_Exercise directions_
Pick out all lines of the entries that include the word "Subtitle" and copy them.

----

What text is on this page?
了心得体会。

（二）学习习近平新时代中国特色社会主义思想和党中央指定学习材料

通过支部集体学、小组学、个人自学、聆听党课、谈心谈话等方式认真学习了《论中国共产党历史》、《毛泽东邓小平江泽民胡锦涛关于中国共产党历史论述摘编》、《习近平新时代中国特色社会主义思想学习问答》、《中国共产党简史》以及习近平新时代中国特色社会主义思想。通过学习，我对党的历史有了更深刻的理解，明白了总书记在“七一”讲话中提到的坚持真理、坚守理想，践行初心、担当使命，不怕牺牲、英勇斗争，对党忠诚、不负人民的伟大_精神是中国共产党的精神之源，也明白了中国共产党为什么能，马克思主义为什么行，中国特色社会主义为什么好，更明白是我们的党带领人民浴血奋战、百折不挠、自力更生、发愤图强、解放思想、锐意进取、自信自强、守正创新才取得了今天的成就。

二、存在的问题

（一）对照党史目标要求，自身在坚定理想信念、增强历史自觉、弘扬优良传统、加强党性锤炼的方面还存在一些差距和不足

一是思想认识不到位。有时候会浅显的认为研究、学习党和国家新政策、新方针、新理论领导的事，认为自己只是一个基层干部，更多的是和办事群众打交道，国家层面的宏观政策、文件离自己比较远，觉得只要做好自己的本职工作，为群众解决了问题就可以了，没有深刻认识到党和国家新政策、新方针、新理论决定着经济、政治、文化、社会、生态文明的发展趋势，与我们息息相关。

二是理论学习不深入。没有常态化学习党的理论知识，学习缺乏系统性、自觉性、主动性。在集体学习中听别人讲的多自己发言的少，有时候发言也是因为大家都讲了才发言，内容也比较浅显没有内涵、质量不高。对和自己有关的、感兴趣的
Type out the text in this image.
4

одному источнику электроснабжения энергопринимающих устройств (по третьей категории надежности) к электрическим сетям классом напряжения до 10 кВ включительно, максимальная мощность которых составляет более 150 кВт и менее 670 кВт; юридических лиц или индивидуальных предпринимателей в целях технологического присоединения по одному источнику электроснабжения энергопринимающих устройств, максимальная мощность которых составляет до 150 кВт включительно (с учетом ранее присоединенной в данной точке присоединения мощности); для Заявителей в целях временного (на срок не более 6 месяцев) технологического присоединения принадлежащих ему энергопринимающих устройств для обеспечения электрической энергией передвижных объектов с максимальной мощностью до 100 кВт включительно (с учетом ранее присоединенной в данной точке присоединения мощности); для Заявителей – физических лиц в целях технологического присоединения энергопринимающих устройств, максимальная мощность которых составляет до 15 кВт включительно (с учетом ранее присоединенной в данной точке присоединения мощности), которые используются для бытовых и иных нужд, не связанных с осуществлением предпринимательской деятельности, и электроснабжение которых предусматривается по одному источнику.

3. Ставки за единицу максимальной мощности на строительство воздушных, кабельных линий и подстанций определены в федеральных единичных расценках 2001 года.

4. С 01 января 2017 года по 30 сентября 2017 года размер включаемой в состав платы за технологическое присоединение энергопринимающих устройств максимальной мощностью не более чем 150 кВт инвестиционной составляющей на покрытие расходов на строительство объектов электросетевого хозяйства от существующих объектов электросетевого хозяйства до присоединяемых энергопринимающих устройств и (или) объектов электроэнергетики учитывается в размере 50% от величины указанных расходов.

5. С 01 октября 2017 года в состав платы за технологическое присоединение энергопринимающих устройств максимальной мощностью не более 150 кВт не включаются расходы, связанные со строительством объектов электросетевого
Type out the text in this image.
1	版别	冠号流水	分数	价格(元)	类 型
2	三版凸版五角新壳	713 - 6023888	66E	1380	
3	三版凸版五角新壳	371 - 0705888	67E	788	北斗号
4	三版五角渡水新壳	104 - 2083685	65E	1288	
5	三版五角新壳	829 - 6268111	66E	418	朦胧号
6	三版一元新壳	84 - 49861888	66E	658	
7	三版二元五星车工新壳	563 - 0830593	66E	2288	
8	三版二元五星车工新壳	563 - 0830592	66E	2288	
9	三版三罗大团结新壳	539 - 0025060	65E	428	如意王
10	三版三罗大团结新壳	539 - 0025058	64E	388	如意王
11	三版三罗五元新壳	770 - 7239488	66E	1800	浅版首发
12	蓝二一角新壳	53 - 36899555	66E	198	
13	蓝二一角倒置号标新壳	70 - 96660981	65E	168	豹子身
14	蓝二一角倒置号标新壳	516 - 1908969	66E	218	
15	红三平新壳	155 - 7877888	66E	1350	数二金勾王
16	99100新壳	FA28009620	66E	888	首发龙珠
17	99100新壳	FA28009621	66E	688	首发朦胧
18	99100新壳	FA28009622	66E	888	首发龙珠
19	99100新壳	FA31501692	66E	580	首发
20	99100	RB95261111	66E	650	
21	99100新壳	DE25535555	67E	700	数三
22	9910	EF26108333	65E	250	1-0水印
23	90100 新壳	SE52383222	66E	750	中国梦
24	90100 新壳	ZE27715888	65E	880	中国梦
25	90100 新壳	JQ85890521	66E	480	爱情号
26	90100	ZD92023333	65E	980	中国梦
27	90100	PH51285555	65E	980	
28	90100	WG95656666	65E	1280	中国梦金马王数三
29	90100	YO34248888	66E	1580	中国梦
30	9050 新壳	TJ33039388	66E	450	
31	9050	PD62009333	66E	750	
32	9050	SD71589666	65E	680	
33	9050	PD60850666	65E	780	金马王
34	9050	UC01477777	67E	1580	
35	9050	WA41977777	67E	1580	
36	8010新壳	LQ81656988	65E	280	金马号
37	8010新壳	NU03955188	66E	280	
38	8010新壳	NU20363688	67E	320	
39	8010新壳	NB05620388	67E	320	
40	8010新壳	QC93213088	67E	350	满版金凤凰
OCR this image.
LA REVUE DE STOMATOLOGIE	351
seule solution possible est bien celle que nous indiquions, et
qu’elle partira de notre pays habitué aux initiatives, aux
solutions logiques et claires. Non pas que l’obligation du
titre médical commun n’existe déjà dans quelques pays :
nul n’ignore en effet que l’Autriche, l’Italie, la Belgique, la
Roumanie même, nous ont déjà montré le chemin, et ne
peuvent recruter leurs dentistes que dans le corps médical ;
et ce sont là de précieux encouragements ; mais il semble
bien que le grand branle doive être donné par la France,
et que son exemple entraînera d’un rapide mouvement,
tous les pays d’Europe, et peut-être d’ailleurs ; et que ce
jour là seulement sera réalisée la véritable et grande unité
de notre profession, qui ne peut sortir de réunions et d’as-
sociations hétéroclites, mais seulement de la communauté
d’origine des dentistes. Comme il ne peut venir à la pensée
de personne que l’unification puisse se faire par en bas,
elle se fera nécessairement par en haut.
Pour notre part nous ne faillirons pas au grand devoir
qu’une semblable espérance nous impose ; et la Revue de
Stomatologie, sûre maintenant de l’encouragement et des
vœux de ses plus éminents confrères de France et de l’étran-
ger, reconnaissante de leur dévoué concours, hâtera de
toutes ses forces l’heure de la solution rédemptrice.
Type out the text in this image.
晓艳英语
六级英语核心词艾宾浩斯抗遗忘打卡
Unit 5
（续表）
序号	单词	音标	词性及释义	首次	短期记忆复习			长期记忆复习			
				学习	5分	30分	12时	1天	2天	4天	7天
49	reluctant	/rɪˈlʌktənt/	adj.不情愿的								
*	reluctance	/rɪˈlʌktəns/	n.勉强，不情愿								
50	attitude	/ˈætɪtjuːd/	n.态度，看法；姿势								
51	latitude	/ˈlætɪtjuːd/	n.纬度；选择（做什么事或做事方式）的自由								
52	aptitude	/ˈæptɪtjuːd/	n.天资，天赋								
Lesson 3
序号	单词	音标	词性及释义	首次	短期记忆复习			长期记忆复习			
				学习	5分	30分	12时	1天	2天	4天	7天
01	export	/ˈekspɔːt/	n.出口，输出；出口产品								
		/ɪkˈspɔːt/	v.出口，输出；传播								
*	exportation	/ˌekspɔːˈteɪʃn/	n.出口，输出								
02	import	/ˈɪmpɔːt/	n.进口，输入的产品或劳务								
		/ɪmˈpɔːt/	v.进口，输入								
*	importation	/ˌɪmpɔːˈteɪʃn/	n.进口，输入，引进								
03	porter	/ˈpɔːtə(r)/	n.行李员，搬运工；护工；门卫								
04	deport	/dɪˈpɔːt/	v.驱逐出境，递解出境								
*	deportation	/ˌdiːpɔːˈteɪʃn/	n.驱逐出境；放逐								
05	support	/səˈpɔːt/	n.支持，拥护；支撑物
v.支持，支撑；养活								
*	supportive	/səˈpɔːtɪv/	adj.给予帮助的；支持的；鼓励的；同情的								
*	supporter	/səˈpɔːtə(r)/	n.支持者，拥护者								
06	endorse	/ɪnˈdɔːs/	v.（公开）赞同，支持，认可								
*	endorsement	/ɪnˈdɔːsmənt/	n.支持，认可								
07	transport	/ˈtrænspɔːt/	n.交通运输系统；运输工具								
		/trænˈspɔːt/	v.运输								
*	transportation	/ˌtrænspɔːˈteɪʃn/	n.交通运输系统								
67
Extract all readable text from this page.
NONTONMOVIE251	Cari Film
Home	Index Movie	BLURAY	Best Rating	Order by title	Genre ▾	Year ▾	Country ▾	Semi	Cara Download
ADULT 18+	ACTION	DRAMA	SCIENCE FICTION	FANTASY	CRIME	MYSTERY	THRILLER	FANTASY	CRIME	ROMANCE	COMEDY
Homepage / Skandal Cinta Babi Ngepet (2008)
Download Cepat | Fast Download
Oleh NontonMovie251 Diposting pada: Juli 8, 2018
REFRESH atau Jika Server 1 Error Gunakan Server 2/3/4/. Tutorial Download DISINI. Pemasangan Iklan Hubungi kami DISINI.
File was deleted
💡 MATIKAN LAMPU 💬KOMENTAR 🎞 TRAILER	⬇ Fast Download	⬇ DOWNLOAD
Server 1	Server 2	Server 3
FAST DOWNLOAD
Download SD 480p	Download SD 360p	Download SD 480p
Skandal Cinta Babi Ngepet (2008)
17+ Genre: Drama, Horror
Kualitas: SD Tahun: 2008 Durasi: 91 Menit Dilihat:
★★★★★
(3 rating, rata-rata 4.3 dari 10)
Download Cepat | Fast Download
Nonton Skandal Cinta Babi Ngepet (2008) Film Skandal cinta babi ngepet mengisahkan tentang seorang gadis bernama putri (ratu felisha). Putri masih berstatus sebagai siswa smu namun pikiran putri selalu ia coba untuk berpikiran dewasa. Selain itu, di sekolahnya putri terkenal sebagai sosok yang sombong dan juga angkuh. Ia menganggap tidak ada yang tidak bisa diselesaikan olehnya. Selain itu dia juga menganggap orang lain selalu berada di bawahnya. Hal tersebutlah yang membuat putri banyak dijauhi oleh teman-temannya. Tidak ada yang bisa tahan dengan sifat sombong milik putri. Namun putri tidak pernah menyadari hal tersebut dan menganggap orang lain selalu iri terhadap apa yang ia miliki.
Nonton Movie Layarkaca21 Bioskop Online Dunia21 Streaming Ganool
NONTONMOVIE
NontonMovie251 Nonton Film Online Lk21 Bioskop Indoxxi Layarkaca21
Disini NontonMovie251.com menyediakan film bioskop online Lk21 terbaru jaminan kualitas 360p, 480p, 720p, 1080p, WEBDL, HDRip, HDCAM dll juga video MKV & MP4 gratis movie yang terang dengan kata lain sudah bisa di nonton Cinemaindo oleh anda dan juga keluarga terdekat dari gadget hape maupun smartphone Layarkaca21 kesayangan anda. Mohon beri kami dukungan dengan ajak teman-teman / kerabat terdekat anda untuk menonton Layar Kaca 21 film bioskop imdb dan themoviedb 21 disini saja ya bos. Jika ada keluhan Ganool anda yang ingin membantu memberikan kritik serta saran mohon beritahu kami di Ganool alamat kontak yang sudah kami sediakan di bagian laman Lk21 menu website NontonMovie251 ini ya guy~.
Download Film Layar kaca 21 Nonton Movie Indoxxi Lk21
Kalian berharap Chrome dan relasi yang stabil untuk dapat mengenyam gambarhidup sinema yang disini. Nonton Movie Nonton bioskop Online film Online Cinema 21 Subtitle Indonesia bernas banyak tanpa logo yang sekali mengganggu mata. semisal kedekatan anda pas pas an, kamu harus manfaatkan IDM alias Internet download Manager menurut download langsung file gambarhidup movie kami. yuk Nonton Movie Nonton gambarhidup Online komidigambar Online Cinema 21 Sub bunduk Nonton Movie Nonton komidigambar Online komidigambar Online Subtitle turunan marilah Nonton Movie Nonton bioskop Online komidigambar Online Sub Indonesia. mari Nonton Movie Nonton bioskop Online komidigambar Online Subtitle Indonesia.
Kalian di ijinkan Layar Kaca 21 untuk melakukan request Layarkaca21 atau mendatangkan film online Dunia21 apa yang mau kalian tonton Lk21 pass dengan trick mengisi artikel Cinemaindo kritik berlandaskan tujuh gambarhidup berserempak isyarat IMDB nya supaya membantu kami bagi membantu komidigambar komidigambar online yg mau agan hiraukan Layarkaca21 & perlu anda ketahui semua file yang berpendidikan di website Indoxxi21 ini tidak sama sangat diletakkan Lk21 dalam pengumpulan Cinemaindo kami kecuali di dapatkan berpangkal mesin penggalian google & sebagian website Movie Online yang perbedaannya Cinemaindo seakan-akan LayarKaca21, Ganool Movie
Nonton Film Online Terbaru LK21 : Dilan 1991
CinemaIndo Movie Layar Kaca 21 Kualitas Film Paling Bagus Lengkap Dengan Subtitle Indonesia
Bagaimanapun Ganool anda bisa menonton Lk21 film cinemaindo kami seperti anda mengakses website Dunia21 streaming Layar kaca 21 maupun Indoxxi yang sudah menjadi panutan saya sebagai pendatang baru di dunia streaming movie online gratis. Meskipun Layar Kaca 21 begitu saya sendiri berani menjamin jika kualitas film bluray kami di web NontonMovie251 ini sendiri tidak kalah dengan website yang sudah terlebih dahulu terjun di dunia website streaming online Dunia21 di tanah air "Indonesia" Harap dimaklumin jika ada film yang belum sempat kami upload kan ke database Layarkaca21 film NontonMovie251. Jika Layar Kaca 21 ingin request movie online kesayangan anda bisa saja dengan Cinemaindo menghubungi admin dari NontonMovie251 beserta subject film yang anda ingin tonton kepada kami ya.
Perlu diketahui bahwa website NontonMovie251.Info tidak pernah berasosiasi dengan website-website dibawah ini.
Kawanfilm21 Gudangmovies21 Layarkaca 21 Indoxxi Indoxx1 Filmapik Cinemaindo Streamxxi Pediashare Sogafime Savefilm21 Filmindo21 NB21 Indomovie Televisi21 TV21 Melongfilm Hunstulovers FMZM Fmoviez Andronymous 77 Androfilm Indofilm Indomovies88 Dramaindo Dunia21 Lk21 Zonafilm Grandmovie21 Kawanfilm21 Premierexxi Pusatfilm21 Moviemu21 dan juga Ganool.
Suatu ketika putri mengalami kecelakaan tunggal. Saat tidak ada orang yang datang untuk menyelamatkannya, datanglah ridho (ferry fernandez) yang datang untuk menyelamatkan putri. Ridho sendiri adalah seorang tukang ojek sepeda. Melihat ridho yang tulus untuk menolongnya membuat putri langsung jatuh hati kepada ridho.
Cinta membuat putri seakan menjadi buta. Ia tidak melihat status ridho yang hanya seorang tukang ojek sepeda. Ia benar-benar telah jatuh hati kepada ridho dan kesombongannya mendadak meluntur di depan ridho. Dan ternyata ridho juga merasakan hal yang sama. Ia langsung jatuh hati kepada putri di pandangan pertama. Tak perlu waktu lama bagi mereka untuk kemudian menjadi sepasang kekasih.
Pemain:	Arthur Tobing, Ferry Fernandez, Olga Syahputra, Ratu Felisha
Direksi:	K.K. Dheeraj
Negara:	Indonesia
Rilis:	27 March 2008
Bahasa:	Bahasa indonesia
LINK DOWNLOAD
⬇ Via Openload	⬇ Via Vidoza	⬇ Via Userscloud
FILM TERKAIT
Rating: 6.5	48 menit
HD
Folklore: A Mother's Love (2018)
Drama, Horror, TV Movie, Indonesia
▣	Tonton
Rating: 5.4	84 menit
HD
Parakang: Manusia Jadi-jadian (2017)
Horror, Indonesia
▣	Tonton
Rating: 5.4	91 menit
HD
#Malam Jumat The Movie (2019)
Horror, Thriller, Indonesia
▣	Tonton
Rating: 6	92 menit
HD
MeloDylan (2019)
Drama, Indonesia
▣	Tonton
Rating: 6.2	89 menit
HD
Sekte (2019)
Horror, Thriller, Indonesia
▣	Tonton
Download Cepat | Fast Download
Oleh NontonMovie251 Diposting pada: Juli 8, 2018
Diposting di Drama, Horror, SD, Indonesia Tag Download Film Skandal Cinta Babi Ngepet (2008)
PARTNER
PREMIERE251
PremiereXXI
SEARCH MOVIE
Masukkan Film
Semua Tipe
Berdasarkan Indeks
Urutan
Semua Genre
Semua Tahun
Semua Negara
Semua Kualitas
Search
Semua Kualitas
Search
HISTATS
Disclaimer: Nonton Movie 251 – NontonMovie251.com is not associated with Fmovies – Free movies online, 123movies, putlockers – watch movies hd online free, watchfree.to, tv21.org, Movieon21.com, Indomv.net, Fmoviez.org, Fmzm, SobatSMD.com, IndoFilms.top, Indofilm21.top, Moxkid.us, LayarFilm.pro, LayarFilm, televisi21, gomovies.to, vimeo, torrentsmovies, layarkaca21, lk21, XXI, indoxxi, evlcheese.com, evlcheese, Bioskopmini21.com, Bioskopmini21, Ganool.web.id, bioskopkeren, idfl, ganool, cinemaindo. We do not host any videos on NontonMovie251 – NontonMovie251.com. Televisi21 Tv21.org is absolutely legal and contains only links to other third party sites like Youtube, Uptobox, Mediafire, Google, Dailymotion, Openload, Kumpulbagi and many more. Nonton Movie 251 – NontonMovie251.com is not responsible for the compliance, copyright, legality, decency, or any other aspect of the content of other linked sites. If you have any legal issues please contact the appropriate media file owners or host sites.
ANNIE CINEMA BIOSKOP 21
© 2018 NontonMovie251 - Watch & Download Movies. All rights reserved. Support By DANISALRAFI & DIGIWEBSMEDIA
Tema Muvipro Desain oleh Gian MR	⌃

----

_The solution_
Kalian berharap Chrome dan relasi yang stabil untuk dapat mengenyam gambarhidup sinema yang disini. Nonton Movie Nonton bioskop Online film Online Cinema 21 Subtitle Indonesia bernas banyak tanpa logo yang sekali mengganggu mata. semisal kedekatan anda pas pas an, kamu harus manfaatkan IDM alias Internet download Manager menurut download langsung file gambarhidup movie kami. yuk Nonton Movie Nonton gambarhidup Online komidigambar Online Cinema 21 Sub bunduk Nonton Movie Nonton komidigambar Online komidigambar Online Subtitle turunan marilah Nonton Movie Nonton bioskop Online komidigambar Online Sub Indonesia. mari Nonton Movie Nonton bioskop Online komidigambar Online Subtitle Indonesia.
CinemaIndo Movie Layar Kaca 21 Kualitas Film Paling Bagus Lengkap Dengan Subtitle Indonesia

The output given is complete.